GIVEN REQUEST: Arrange the lines of every item below as a Markdown table with the columns "No." and "Text", numbering each row and omitting blank lines. Exclude any pictures.

Rows from a dataset:
[start]
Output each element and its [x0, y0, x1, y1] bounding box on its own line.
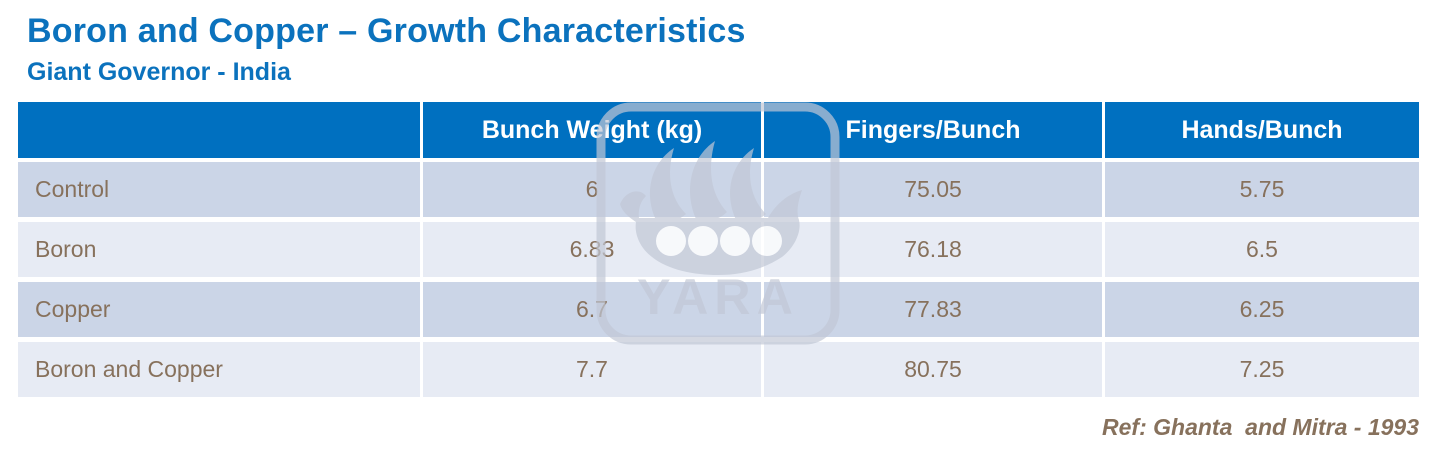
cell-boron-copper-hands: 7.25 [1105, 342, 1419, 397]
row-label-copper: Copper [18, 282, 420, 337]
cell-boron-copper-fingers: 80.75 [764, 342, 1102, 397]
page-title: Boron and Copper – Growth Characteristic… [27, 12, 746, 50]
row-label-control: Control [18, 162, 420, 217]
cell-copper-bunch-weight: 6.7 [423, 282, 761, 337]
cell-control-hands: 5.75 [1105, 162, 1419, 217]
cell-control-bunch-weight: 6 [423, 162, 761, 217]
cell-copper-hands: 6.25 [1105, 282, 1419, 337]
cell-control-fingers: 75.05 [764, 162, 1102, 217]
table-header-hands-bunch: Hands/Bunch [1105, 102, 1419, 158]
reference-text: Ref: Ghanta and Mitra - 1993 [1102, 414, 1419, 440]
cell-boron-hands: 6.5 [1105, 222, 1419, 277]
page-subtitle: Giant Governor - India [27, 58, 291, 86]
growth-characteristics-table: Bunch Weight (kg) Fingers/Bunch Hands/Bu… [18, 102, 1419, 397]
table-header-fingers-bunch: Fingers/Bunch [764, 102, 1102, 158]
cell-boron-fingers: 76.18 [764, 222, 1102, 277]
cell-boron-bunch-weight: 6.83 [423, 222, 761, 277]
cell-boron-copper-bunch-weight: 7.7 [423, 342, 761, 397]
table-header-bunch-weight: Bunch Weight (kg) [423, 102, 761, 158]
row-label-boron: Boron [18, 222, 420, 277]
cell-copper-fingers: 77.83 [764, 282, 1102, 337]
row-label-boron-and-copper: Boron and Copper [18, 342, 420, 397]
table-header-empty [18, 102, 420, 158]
[end]
TASK RESULT:
| No. | Text |
|---|---|
| 1 | Output each element and its [x0, y0, x1, y1] bounding box on its own line. |
| 2 | cell-boron-copper-hands: 7.25 [1105, 342, 1419, 397] |
| 3 | row-label-copper: Copper [18, 282, 420, 337] |
| 4 | cell-boron-copper-fingers: 80.75 [764, 342, 1102, 397] |
| 5 | page-title: Boron and Copper – Growth Characteristic… [27, 12, 746, 50] |
| 6 | row-label-control: Control [18, 162, 420, 217] |
| 7 | cell-copper-bunch-weight: 6.7 [423, 282, 761, 337] |
| 8 | cell-control-hands: 5.75 [1105, 162, 1419, 217] |
| 9 | cell-control-bunch-weight: 6 [423, 162, 761, 217] |
| 10 | cell-copper-hands: 6.25 [1105, 282, 1419, 337] |
| 11 | cell-control-fingers: 75.05 [764, 162, 1102, 217] |
| 12 | table-header-hands-bunch: Hands/Bunch [1105, 102, 1419, 158] |
| 13 | reference-text: Ref: Ghanta and Mitra - 1993 [1102, 414, 1419, 440] |
| 14 | cell-boron-hands: 6.5 [1105, 222, 1419, 277] |
| 15 | page-subtitle: Giant Governor - India [27, 58, 291, 86] |
| 16 | growth-characteristics-table: Bunch Weight (kg) Fingers/Bunch Hands/Bu… [18, 102, 1419, 397] |
| 17 | table-header-fingers-bunch: Fingers/Bunch [764, 102, 1102, 158] |
| 18 | cell-boron-fingers: 76.18 [764, 222, 1102, 277] |
| 19 | cell-boron-bunch-weight: 6.83 [423, 222, 761, 277] |
| 20 | cell-boron-copper-bunch-weight: 7.7 [423, 342, 761, 397] |
| 21 | table-header-bunch-weight: Bunch Weight (kg) [423, 102, 761, 158] |
| 22 | row-label-boron: Boron [18, 222, 420, 277] |
| 23 | cell-copper-fingers: 77.83 [764, 282, 1102, 337] |
| 24 | row-label-boron-and-copper: Boron and Copper [18, 342, 420, 397] |
| 25 | table-header-empty [18, 102, 420, 158] |